● Work required:
Reproduce the listing with every occurrence of "pans" replaced by "trays", changing nothing else. Omit the pictures from your answer.
-*-
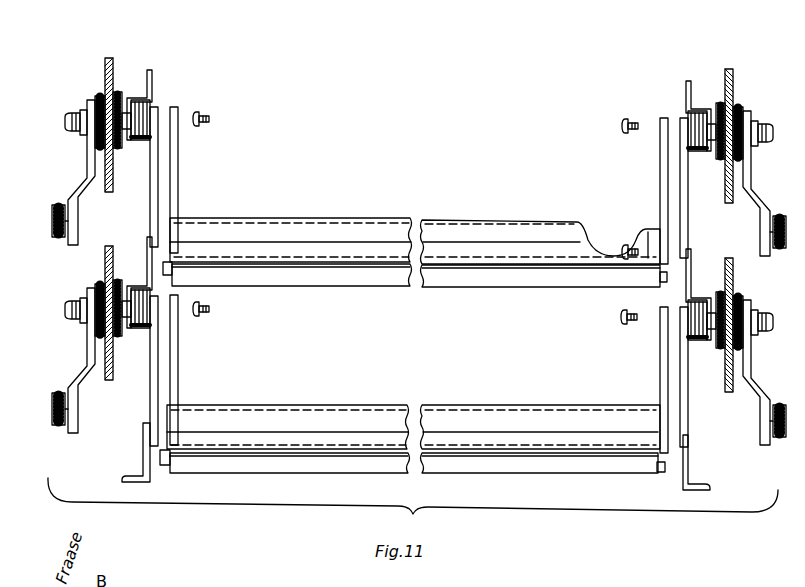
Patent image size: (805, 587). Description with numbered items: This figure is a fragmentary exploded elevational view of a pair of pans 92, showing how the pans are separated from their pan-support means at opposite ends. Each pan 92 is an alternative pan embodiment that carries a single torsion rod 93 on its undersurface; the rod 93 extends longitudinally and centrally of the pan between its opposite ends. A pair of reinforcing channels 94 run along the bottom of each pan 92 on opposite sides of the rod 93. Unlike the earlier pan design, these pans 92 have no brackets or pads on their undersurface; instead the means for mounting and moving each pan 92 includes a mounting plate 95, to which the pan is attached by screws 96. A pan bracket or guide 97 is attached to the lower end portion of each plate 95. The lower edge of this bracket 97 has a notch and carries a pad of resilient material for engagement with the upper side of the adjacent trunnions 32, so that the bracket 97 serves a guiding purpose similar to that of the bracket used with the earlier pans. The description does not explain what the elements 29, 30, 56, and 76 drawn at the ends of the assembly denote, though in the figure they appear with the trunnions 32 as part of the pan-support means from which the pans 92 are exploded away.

The upper guide plate 29 is at (105, 72).
The lower guide plate 30 is at (110, 380).
The trunnion 32 is at (146, 142).
The mounting bracket arm 56 is at (80, 176).
The knob 76 is at (56, 225).
The pan 92 is at (325, 216).
The torsion rod 93 is at (163, 268).
The reinforcing channel 94 is at (507, 275).
The mounting plate 95 is at (150, 190).
The screw 96 is at (206, 114).
The pan bracket 97 is at (147, 84).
-*-
● Answer:
Patent image size: (805, 587). Description with numbered items: This figure is a fragmentary exploded elevational view of a pair of trays 92, showing how the trays are separated from their pan-support means at opposite ends. Each pan 92 is an alternative pan embodiment that carries a single torsion rod 93 on its undersurface; the rod 93 extends longitudinally and centrally of the pan between its opposite ends. A pair of reinforcing channels 94 run along the bottom of each pan 92 on opposite sides of the rod 93. Unlike the earlier pan design, these trays 92 have no brackets or pads on their undersurface; instead the means for mounting and moving each pan 92 includes a mounting plate 95, to which the pan is attached by screws 96. A pan bracket or guide 97 is attached to the lower end portion of each plate 95. The lower edge of this bracket 97 has a notch and carries a pad of resilient material for engagement with the upper side of the adjacent trunnions 32, so that the bracket 97 serves a guiding purpose similar to that of the bracket used with the earlier trays. The description does not explain what the elements 29, 30, 56, and 76 drawn at the ends of the assembly denote, though in the figure they appear with the trunnions 32 as part of the pan-support means from which the trays 92 are exploded away.

The upper guide plate 29 is at (105, 72).
The lower guide plate 30 is at (110, 380).
The trunnion 32 is at (146, 142).
The mounting bracket arm 56 is at (80, 176).
The knob 76 is at (56, 225).
The pan 92 is at (325, 216).
The torsion rod 93 is at (163, 268).
The reinforcing channel 94 is at (507, 275).
The mounting plate 95 is at (150, 190).
The screw 96 is at (206, 114).
The pan bracket 97 is at (147, 84).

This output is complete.